--- THE REQUEST ---
Lay out the listing from its first line through the line containing "node-label-helper-flow: Helper Flow: [20, 120, 154, 148]" as a Markdown table with the columns Row and Line. Skip blank lines.

--- TASK MATERIAL ---
┏━━
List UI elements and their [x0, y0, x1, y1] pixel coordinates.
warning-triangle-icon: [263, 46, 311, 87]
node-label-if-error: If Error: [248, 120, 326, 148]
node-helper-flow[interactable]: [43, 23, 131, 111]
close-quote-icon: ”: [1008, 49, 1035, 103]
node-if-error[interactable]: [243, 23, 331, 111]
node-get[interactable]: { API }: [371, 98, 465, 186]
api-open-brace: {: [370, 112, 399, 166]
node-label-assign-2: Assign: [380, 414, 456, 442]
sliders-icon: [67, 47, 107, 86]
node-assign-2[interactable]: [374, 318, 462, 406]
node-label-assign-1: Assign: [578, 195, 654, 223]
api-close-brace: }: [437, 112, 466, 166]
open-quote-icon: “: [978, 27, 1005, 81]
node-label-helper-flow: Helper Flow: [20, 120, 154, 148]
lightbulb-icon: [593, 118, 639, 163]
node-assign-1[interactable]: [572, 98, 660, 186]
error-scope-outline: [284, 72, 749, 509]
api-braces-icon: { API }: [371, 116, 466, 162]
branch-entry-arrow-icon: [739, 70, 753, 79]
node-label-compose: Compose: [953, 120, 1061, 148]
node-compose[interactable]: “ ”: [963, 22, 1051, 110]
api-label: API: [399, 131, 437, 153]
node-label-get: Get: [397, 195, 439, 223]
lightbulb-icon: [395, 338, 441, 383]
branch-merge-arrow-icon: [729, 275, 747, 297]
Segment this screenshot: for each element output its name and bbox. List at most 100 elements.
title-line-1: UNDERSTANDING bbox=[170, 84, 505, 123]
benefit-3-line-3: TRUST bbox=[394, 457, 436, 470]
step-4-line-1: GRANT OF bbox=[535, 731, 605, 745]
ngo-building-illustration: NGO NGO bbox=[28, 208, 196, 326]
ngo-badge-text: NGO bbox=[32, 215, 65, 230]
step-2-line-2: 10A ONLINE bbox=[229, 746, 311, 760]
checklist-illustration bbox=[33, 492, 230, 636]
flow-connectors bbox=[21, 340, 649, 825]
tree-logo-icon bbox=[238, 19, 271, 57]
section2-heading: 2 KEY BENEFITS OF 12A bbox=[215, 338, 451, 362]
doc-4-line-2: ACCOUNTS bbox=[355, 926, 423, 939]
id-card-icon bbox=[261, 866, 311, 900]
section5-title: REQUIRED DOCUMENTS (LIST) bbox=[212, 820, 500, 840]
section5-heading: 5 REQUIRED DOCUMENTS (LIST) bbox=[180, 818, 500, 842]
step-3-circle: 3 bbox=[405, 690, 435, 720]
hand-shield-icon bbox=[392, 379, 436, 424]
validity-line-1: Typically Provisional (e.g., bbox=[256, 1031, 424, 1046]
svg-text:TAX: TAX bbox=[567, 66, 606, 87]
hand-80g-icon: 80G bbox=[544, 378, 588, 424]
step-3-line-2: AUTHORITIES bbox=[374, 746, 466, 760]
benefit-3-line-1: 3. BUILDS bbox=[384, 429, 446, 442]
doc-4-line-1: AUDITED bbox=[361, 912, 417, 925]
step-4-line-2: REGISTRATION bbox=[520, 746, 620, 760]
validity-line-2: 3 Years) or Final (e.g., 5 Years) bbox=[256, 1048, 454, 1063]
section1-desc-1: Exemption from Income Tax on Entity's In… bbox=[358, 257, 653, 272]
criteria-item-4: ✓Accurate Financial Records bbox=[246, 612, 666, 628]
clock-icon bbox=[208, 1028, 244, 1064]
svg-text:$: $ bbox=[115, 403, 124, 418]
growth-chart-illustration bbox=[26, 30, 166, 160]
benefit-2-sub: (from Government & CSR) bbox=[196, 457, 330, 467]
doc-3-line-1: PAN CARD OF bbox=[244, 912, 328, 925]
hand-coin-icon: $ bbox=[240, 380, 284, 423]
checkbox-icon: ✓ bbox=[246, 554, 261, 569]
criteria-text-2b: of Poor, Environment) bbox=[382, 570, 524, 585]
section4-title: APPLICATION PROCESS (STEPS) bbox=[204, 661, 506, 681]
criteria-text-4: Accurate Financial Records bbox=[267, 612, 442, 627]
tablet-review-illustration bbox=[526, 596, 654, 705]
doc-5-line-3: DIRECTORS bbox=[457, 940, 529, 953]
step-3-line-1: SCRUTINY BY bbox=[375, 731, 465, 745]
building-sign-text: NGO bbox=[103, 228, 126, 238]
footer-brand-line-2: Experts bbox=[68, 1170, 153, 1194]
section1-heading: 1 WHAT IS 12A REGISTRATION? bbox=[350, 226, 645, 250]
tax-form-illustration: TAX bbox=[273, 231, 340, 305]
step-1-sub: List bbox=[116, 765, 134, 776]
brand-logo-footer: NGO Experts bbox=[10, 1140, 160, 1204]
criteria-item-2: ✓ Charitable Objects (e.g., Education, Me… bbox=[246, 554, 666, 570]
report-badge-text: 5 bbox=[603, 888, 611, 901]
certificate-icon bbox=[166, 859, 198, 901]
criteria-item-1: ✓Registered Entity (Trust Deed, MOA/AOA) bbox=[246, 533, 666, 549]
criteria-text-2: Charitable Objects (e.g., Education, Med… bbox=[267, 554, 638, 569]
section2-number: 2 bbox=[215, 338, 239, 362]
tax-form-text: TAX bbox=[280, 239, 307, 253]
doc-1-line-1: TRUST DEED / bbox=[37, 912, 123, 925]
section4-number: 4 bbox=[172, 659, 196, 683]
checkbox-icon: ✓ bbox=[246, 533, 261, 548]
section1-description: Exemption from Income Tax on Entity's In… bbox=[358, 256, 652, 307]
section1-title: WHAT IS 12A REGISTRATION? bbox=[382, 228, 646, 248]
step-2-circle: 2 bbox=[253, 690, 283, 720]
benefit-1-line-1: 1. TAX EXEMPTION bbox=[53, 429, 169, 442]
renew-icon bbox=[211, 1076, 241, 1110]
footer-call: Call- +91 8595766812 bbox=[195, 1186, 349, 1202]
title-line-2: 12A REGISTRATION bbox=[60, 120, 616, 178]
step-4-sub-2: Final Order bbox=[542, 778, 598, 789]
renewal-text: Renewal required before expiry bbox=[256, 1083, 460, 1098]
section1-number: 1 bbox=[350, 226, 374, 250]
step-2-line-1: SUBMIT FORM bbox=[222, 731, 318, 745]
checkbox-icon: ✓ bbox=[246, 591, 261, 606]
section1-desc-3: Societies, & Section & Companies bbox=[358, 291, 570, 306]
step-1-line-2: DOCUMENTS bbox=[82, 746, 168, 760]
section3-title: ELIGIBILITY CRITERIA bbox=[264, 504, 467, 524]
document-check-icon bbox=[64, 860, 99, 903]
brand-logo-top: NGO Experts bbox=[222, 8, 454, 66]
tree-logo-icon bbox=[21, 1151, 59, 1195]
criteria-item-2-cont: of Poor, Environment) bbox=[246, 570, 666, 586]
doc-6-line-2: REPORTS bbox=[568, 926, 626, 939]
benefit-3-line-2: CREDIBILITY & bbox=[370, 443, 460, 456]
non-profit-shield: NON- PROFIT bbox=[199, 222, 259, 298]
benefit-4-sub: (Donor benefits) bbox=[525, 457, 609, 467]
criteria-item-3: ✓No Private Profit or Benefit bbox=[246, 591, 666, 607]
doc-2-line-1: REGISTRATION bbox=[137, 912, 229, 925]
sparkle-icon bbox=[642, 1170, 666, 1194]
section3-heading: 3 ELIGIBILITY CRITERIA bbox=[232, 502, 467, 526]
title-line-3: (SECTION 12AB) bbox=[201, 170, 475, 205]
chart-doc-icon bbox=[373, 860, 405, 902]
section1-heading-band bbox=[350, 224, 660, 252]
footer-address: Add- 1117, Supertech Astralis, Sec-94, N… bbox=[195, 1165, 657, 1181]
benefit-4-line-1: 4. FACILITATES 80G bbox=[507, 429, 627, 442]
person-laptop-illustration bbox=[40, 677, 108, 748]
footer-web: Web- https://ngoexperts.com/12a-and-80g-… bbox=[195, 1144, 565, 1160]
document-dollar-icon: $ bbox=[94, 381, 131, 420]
┗━━
--- FULL SOLUTION ---
| Row | Line |
|---|---|
| 1 | List UI elements and their [x0, y0, x1, y1] pixel coordinates. |
| 2 | warning-triangle-icon: [263, 46, 311, 87] |
| 3 | node-label-if-error: If Error: [248, 120, 326, 148] |
| 4 | node-helper-flow[interactable]: [43, 23, 131, 111] |
| 5 | close-quote-icon: ”: [1008, 49, 1035, 103] |
| 6 | node-if-error[interactable]: [243, 23, 331, 111] |
| 7 | node-get[interactable]: { API }: [371, 98, 465, 186] |
| 8 | api-open-brace: {: [370, 112, 399, 166] |
| 9 | node-label-assign-2: Assign: [380, 414, 456, 442] |
| 10 | sliders-icon: [67, 47, 107, 86] |
| 11 | node-assign-2[interactable]: [374, 318, 462, 406] |
| 12 | node-label-assign-1: Assign: [578, 195, 654, 223] |
| 13 | api-close-brace: }: [437, 112, 466, 166] |
| 14 | open-quote-icon: “: [978, 27, 1005, 81] |
| 15 | node-label-helper-flow: Helper Flow: [20, 120, 154, 148] |